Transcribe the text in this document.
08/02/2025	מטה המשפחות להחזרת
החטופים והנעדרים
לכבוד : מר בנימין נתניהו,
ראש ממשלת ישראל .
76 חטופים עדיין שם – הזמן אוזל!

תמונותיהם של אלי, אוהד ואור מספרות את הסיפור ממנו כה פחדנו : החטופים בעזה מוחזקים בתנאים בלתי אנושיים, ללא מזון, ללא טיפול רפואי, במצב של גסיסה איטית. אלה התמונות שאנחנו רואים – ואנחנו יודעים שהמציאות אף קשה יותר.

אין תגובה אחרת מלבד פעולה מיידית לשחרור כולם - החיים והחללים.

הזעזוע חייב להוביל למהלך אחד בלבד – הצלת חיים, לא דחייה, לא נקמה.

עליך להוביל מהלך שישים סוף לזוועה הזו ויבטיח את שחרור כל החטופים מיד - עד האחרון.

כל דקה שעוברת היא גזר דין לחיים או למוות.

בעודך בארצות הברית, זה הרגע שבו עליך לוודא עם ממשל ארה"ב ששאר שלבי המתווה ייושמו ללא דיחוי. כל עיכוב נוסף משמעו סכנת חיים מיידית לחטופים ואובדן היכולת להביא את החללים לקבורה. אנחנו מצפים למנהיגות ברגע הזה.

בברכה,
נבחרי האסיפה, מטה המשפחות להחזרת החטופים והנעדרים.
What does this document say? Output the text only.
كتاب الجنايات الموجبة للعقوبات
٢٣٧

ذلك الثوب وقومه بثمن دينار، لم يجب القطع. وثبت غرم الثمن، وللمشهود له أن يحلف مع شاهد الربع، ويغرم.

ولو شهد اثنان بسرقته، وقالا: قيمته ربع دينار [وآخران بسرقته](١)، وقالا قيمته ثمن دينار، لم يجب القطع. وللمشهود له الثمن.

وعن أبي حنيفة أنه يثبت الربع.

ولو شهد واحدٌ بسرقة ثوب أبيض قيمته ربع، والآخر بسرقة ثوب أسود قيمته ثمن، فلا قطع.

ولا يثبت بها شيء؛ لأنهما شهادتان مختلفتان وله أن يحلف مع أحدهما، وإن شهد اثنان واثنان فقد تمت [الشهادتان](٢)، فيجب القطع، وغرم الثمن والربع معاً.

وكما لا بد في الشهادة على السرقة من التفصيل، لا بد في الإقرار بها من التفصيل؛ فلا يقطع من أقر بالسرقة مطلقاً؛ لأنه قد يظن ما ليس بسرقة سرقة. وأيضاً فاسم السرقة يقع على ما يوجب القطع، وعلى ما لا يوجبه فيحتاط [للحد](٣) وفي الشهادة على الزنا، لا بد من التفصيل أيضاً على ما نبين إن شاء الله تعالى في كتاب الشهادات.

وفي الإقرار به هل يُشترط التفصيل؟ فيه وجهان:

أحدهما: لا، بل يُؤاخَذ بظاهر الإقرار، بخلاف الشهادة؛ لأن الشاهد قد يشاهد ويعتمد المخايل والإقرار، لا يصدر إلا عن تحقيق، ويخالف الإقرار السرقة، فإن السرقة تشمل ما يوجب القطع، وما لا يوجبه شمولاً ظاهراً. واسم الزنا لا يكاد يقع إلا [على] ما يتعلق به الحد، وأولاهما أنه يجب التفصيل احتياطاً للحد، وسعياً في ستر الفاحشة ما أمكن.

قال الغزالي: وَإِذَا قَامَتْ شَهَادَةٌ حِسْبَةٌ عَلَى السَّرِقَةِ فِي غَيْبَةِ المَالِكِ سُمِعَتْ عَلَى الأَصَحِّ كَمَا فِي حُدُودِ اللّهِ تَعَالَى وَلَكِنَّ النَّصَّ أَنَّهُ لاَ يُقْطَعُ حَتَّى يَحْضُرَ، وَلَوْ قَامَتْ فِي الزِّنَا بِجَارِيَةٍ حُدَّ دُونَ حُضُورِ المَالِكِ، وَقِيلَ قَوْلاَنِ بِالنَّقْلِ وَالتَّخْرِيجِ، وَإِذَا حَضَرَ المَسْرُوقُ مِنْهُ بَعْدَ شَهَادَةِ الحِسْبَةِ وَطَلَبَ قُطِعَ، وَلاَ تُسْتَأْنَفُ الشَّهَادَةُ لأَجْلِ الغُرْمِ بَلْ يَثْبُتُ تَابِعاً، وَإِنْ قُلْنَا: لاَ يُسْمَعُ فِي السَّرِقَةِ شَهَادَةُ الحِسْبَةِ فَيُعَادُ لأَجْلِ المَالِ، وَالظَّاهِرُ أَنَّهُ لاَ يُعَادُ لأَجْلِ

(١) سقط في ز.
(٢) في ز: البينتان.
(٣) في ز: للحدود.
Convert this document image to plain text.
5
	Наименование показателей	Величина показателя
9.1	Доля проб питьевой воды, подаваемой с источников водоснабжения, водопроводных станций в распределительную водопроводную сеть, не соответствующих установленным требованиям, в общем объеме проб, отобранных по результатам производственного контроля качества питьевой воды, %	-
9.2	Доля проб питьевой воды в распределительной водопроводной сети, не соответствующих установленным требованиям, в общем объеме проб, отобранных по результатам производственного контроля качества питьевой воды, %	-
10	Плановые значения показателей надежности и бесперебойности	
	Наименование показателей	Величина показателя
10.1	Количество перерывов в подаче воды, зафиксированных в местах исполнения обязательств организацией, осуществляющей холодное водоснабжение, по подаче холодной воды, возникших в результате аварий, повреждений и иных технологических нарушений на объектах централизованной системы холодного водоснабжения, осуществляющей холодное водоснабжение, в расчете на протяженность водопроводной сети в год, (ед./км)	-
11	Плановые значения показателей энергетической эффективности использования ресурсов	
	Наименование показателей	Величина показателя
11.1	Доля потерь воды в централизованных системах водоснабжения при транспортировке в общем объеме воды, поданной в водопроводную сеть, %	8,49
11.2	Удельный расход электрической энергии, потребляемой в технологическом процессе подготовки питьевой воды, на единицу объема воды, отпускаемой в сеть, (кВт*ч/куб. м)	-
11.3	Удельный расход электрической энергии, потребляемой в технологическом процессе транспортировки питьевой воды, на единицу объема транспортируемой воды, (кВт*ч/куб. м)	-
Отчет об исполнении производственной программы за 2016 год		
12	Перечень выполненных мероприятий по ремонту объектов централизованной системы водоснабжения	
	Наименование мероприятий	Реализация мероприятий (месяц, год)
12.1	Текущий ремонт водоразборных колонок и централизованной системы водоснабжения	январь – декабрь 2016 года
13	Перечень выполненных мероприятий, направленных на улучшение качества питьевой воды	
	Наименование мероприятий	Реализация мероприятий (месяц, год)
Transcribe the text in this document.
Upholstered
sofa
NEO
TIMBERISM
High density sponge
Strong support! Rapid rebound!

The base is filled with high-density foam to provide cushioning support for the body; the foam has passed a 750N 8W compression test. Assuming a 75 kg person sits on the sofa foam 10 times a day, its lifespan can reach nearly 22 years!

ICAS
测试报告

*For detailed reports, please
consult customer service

━━━━━━━━

## What the exercise asks
Scan the material for lines with the word "החטופים", and copy each line you find.

## Reply to the task
החטופים והנעדרים
תמונותיהם של אלי, אוהד ואור מספרות את הסיפור ממנו כה פחדנו : החטופים בעזה מוחזקים בתנאים בלתי אנושיים, ללא מזון, ללא טיפול רפואי, במצב של גסיסה איטית. אלה התמונות שאנחנו רואים – ואנחנו יודעים שהמציאות אף קשה יותר.
עליך להוביל מהלך שישים סוף לזוועה הזו ויבטיח את שחרור כל החטופים מיד - עד האחרון.
נבחרי האסיפה, מטה המשפחות להחזרת החטופים והנעדרים.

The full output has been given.